WRITTEN REQUEST: Count the lines below that contain the word "Subsecretaría". Give only the number.

INPUT ROWS:
*-*-*

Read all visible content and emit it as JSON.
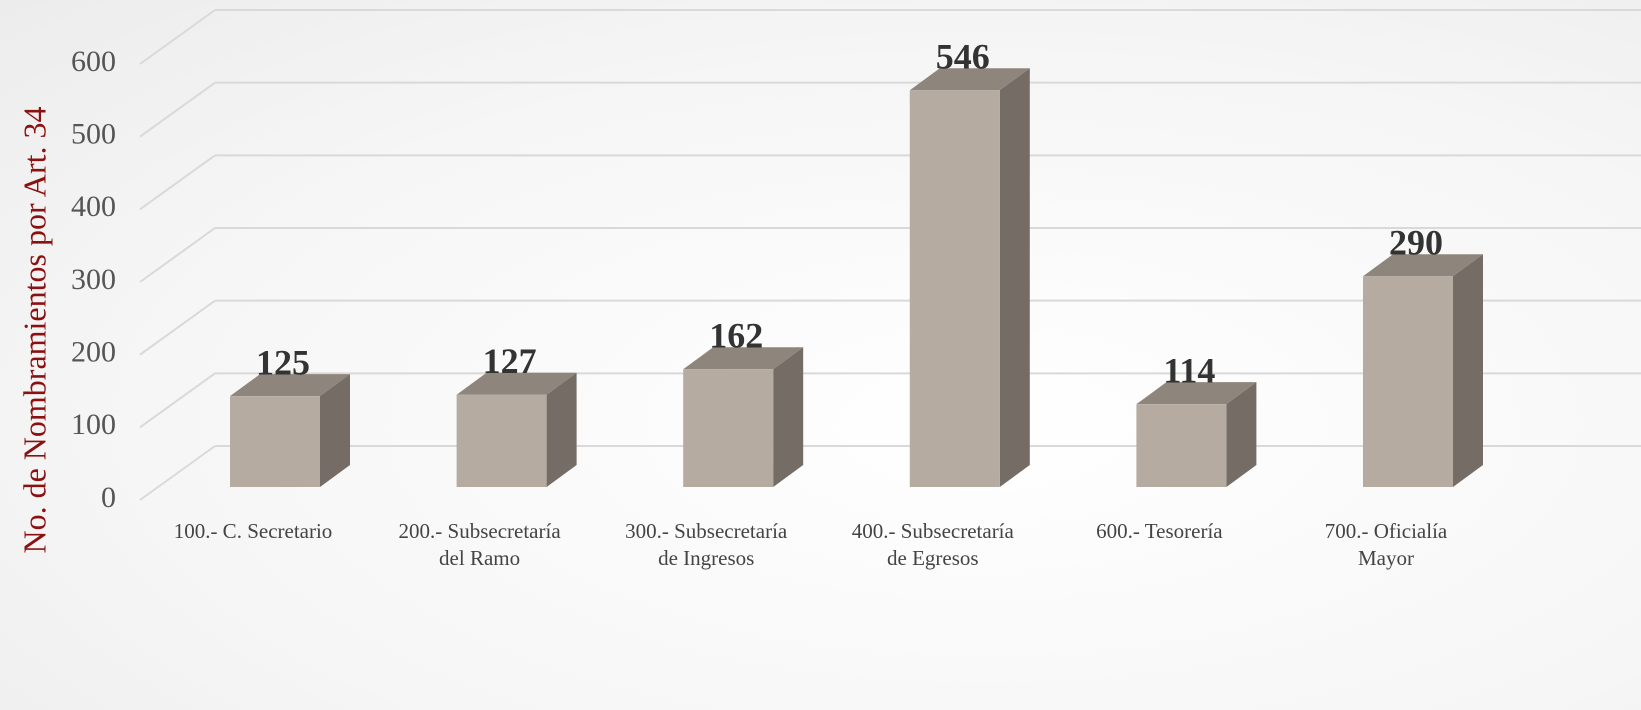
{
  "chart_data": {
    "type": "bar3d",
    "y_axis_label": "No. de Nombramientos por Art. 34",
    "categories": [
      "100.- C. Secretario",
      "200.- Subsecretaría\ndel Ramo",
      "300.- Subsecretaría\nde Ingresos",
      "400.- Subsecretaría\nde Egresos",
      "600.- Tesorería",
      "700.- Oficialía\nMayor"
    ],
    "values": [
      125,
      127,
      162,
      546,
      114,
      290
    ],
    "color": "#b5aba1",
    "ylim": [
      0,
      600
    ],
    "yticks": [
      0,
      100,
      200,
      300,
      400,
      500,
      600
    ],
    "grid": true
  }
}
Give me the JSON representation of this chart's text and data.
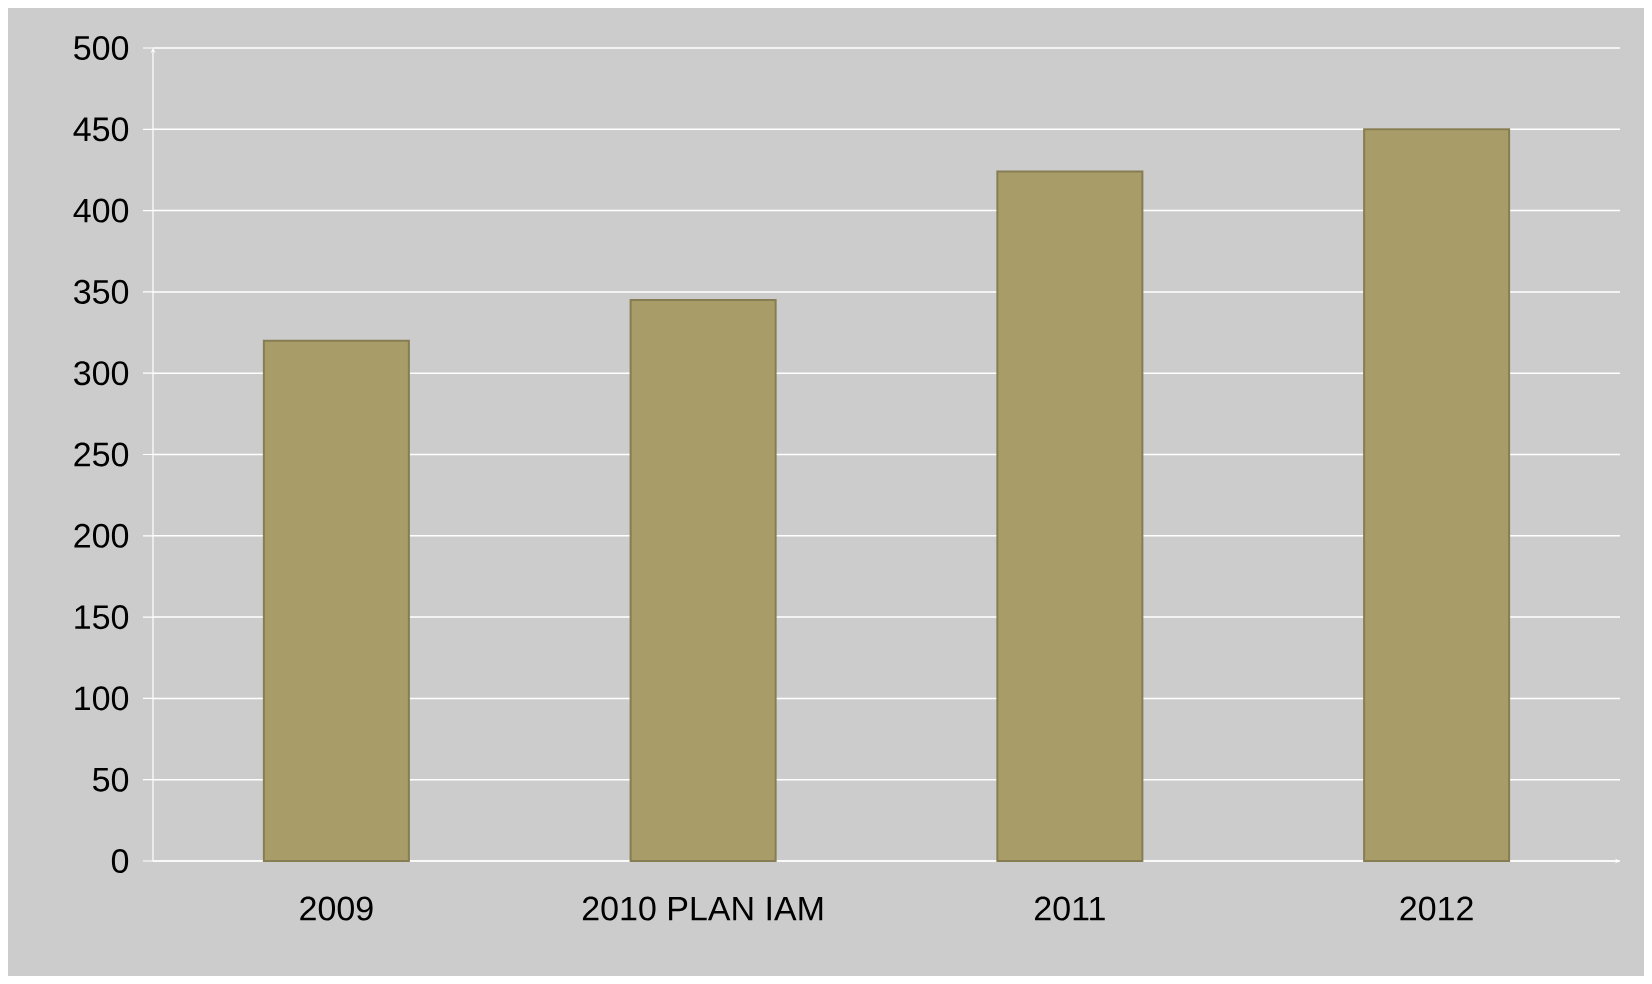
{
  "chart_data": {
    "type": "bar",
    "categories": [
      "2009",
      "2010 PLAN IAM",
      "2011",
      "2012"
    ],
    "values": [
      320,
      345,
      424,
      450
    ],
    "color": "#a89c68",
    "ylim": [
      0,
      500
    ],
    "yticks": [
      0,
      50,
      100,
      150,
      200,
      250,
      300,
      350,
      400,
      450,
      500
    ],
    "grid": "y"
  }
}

*-*-*

EXPECTED ANSWER: 3